» **Written exercise**
All of the data needs to be repeated exactly.
+---+
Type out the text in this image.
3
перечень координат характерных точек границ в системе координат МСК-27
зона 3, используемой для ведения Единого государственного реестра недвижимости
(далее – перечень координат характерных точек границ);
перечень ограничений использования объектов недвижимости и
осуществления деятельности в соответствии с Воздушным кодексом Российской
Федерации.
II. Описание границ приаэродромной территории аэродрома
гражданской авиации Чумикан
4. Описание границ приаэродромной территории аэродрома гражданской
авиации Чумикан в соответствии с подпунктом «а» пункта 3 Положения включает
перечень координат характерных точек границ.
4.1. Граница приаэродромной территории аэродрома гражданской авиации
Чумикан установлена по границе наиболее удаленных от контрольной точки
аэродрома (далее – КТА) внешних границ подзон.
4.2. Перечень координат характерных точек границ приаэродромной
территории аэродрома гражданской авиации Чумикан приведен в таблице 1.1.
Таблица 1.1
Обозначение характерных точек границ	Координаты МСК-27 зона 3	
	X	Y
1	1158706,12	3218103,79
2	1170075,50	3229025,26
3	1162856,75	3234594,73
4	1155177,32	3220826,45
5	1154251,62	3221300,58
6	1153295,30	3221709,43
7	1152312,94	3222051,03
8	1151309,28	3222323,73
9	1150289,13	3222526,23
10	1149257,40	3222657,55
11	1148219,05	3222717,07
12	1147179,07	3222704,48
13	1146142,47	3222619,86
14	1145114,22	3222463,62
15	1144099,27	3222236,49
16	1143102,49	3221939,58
+---+
» **Solution for this task**
Type out the text in this image.
3
перечень координат характерных точек границ в системе координат МСК-27
зона 3, используемой для ведения Единого государственного реестра недвижимости
(далее – перечень координат характерных точек границ);
перечень ограничений использования объектов недвижимости и
осуществления деятельности в соответствии с Воздушным кодексом Российской
Федерации.
II. Описание границ приаэродромной территории аэродрома
гражданской авиации Чумикан
4. Описание границ приаэродромной территории аэродрома гражданской
авиации Чумикан в соответствии с подпунктом «а» пункта 3 Положения включает
перечень координат характерных точек границ.
4.1. Граница приаэродромной территории аэродрома гражданской авиации
Чумикан установлена по границе наиболее удаленных от контрольной точки
аэродрома (далее – КТА) внешних границ подзон.
4.2. Перечень координат характерных точек границ приаэродромной
территории аэродрома гражданской авиации Чумикан приведен в таблице 1.1.
Таблица 1.1
Обозначение характерных точек границ	Координаты МСК-27 зона 3	
	X	Y
1	1158706,12	3218103,79
2	1170075,50	3229025,26
3	1162856,75	3234594,73
4	1155177,32	3220826,45
5	1154251,62	3221300,58
6	1153295,30	3221709,43
7	1152312,94	3222051,03
8	1151309,28	3222323,73
9	1150289,13	3222526,23
10	1149257,40	3222657,55
11	1148219,05	3222717,07
12	1147179,07	3222704,48
13	1146142,47	3222619,86
14	1145114,22	3222463,62
15	1144099,27	3222236,49
16	1143102,49	3221939,58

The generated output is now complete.